------ Given entries

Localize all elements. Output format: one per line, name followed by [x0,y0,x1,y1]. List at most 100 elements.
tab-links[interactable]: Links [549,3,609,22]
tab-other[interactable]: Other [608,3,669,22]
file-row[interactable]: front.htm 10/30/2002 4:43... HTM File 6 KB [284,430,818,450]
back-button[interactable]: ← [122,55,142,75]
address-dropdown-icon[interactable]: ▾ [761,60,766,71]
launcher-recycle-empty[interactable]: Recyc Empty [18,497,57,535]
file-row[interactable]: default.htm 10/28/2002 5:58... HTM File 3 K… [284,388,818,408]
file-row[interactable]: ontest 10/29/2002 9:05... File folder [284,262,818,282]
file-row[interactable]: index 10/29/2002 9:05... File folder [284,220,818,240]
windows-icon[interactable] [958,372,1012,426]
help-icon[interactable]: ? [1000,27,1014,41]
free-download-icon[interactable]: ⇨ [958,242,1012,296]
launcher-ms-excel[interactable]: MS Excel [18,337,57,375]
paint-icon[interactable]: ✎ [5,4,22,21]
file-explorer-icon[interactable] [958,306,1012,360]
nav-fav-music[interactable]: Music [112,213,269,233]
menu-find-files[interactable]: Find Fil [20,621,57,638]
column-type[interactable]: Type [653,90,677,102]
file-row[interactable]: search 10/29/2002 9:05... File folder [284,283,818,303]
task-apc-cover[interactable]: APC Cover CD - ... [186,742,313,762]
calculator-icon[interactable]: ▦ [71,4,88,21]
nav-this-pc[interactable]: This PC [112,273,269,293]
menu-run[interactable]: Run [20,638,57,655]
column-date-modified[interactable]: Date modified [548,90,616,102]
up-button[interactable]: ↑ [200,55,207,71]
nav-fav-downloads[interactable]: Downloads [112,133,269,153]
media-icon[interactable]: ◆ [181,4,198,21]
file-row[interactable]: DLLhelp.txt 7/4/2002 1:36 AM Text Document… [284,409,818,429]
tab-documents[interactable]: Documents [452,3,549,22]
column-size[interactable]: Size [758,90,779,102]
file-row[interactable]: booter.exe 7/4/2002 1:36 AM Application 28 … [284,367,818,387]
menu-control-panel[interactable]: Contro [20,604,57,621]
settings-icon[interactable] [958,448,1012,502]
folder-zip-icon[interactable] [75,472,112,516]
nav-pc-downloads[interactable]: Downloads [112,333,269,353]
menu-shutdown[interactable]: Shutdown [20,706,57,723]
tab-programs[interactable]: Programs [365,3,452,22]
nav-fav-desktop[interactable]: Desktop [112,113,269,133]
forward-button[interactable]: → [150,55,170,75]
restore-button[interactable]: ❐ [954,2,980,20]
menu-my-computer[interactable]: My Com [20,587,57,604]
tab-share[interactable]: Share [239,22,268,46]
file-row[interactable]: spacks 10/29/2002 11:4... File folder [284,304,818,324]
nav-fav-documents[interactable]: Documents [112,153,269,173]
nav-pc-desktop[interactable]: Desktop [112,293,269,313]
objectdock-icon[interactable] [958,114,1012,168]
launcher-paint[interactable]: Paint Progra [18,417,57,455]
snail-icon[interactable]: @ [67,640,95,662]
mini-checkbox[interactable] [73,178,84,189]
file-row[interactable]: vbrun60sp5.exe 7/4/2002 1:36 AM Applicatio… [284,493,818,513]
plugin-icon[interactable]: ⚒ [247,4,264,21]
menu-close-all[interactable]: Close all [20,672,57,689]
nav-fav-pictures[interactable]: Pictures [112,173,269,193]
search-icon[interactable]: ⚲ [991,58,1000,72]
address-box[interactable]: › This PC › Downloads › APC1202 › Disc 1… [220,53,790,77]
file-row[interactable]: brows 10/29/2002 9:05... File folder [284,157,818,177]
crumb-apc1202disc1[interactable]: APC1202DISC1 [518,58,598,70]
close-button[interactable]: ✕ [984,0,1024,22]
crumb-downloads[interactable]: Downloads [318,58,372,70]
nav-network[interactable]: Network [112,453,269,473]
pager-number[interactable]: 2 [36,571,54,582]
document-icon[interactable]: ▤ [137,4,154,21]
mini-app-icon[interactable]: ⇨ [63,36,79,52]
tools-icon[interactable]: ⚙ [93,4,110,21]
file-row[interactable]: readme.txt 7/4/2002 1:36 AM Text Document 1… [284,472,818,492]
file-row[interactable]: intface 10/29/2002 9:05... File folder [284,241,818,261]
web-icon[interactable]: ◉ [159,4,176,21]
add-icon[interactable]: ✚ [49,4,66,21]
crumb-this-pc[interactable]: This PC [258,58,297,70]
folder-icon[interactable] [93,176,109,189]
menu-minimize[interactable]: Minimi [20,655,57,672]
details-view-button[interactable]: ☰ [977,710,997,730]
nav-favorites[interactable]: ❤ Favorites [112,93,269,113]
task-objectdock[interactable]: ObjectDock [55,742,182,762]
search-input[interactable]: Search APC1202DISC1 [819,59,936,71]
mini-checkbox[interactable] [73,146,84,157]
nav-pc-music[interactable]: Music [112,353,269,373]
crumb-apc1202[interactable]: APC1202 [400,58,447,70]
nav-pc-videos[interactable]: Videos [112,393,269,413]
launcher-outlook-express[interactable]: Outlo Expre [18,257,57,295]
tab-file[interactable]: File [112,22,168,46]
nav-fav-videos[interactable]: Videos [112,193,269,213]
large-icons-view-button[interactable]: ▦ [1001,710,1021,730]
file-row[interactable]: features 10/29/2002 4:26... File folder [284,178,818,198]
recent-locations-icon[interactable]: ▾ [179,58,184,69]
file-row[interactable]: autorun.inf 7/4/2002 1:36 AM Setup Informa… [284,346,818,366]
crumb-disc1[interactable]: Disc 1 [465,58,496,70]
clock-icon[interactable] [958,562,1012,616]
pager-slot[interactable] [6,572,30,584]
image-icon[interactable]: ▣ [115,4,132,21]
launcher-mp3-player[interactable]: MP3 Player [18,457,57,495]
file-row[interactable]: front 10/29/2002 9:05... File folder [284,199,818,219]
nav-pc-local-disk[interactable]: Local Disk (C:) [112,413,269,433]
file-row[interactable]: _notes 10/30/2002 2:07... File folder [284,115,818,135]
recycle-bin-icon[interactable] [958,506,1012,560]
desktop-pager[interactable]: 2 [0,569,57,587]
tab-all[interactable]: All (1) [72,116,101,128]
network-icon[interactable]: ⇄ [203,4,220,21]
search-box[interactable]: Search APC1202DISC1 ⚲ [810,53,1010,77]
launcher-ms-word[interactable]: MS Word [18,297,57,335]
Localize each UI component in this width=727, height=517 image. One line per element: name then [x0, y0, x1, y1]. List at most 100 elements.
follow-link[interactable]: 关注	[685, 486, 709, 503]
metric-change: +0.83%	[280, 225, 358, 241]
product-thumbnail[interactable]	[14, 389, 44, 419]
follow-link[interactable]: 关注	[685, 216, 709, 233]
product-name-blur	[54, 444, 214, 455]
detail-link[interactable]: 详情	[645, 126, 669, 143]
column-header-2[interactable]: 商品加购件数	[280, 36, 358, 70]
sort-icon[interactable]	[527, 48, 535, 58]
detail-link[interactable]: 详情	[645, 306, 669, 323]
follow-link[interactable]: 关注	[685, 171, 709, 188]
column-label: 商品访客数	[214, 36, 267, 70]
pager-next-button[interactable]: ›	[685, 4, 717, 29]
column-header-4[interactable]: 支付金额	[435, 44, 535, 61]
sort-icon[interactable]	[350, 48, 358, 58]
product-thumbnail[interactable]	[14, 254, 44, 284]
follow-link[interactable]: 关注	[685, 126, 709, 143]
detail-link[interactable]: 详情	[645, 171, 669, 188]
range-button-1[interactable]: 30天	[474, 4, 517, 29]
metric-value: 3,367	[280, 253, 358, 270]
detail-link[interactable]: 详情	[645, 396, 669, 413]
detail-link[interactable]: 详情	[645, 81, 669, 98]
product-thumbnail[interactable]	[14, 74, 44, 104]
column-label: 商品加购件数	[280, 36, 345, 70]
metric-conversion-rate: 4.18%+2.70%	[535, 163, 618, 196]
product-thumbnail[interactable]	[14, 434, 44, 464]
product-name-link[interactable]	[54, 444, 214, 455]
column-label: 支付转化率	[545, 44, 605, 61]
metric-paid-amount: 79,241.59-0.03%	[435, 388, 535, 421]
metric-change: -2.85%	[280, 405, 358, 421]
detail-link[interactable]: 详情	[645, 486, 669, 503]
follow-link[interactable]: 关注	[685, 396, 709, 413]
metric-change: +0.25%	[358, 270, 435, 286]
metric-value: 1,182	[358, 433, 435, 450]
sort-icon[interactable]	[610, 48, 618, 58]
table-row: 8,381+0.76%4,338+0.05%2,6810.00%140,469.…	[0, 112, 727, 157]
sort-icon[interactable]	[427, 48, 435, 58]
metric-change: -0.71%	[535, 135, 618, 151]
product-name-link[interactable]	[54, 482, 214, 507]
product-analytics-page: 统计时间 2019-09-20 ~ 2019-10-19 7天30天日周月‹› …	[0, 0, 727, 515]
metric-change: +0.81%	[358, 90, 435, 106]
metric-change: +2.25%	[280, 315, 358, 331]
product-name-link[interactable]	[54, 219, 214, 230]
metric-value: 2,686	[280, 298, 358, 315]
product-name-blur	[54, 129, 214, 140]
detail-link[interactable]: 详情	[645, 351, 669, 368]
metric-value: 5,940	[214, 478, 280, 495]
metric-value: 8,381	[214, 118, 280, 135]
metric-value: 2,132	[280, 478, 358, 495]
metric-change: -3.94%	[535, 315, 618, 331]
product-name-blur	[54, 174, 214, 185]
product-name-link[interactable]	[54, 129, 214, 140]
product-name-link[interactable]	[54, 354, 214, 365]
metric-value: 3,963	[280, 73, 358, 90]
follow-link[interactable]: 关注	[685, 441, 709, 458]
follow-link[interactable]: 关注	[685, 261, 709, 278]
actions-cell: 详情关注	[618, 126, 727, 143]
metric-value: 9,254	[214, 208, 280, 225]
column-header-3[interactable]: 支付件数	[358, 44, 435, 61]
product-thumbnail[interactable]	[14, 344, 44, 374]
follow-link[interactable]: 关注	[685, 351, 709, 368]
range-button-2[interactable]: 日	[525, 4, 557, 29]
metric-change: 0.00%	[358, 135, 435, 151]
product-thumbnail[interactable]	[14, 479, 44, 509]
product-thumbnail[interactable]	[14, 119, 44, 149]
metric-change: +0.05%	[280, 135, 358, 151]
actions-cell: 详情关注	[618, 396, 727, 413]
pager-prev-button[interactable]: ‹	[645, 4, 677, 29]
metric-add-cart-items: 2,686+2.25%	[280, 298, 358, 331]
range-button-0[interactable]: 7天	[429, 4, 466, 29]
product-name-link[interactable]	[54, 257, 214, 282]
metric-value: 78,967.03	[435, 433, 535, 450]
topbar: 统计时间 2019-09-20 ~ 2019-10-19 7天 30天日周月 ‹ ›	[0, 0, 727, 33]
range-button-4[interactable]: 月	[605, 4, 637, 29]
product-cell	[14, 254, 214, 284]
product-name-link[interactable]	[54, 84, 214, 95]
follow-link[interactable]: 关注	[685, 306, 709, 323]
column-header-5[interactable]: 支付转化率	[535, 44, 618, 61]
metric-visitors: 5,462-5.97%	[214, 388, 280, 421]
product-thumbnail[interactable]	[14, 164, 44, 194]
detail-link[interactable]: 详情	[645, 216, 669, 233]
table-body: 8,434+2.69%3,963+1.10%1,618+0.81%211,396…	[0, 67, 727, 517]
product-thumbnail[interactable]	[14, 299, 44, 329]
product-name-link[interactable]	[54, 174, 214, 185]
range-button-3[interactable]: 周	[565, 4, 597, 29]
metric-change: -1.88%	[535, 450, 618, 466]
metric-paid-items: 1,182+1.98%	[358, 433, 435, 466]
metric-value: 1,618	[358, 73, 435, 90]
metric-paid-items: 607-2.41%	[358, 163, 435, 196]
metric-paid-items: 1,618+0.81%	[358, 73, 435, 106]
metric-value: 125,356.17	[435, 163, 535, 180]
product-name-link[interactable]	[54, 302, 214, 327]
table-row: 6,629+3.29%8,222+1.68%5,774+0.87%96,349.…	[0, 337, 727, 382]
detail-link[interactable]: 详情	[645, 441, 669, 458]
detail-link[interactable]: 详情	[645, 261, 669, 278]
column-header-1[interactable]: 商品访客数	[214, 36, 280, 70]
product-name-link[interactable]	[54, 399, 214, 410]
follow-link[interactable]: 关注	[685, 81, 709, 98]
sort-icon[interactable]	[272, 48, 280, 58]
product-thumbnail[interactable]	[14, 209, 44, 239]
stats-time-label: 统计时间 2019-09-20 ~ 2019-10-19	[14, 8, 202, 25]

------------

**What this task involves**: Copy the lines of the records from the first line through the line that contains "file-row[interactable]: front.htm 10/30/2002", including both.

**Final answer**:
Localize all elements. Output format: one per line, name followed by [x0,y0,x1,y1]. List at most 100 elements.
tab-links[interactable]: Links [549,3,609,22]
tab-other[interactable]: Other [608,3,669,22]
file-row[interactable]: front.htm 10/30/2002 4:43... HTM File 6 KB [284,430,818,450]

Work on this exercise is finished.